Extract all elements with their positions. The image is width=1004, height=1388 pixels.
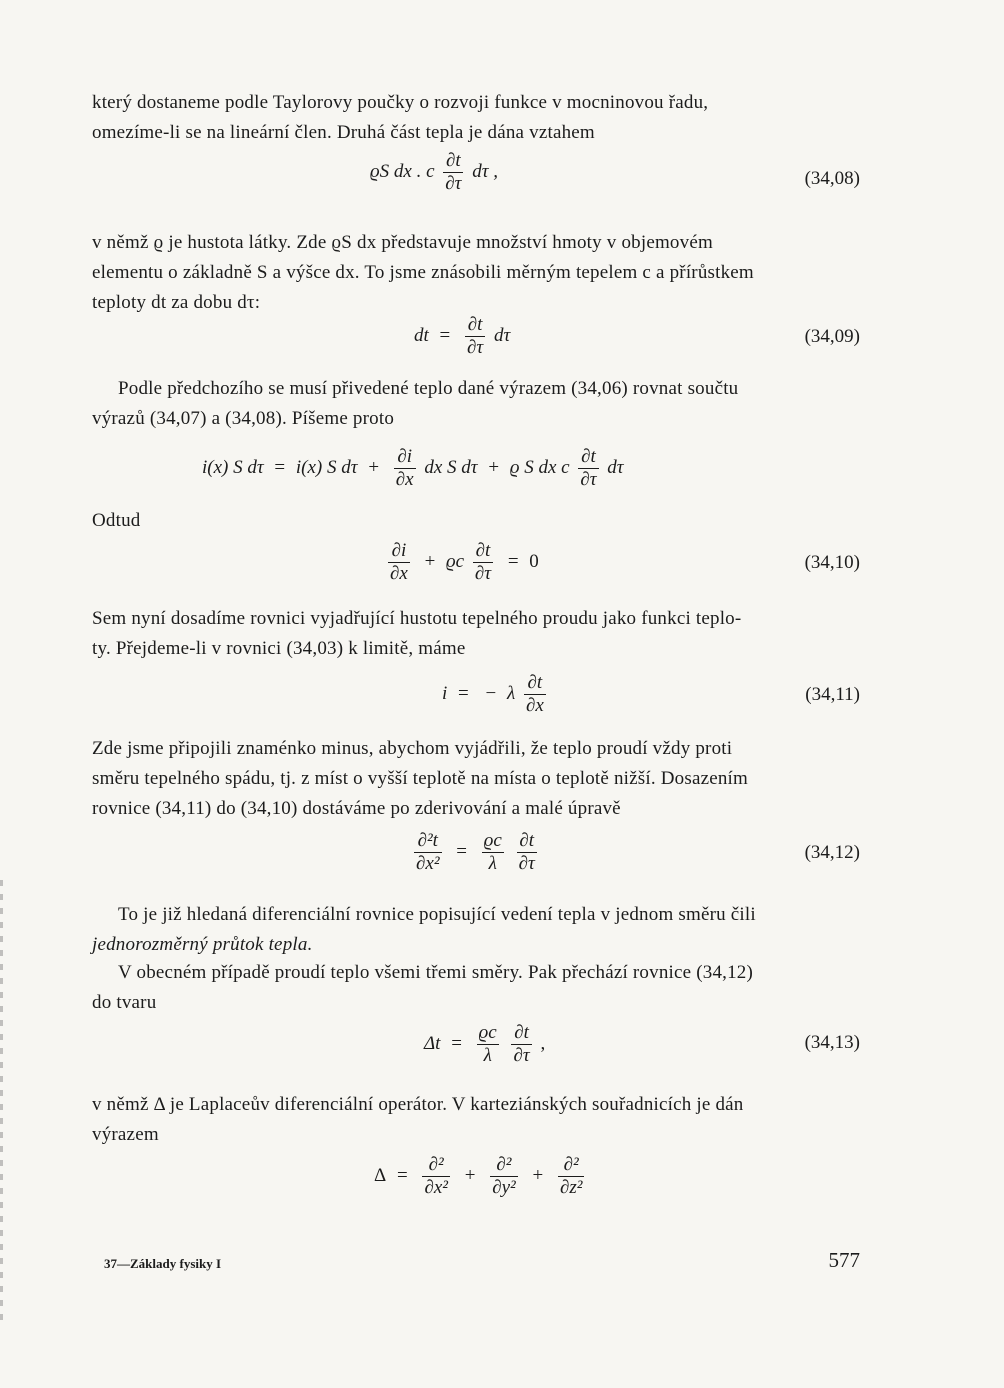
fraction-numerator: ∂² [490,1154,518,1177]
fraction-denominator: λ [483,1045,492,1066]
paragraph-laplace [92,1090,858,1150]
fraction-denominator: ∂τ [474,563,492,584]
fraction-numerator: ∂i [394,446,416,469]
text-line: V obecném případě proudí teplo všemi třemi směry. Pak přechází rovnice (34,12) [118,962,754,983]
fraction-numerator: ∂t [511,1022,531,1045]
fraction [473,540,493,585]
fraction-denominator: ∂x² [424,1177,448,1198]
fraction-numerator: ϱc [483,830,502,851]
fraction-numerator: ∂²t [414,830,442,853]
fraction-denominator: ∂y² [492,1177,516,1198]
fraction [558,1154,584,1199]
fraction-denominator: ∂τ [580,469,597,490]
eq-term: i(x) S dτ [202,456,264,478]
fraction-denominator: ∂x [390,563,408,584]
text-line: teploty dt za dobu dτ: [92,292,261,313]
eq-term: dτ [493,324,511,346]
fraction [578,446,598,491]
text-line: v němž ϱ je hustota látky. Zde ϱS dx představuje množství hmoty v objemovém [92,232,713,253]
----
* THE PROBLEM: Copy every line of the records above word for word, leaving the pictures out of your answer.

* FINAL RESULT:
Extract all elements with their positions. The image is width=1004, height=1388 pixels.
fraction-numerator: ∂² [490,1154,518,1177]
fraction-denominator: λ [483,1045,492,1066]
paragraph-laplace [92,1090,858,1150]
fraction-denominator: ∂τ [474,563,492,584]
fraction-numerator: ∂i [394,446,416,469]
text-line: V obecném případě proudí teplo všemi třemi směry. Pak přechází rovnice (34,12) [118,962,754,983]
fraction-numerator: ∂t [511,1022,531,1045]
fraction [473,540,493,585]
fraction-denominator: ∂x² [424,1177,448,1198]
fraction-numerator: ϱc [483,830,502,851]
fraction-numerator: ∂²t [414,830,442,853]
fraction-denominator: ∂y² [492,1177,516,1198]
fraction [558,1154,584,1199]
fraction-denominator: ∂τ [580,469,597,490]
eq-term: i(x) S dτ [202,456,264,478]
fraction-denominator: ∂x [390,563,408,584]
text-line: teploty dt za dobu dτ: [92,292,261,313]
eq-term: dτ [493,324,511,346]
fraction [578,446,598,491]
text-line: v němž ϱ je hustota látky. Zde ϱS dx představuje množství hmoty v objemovém [92,232,713,253]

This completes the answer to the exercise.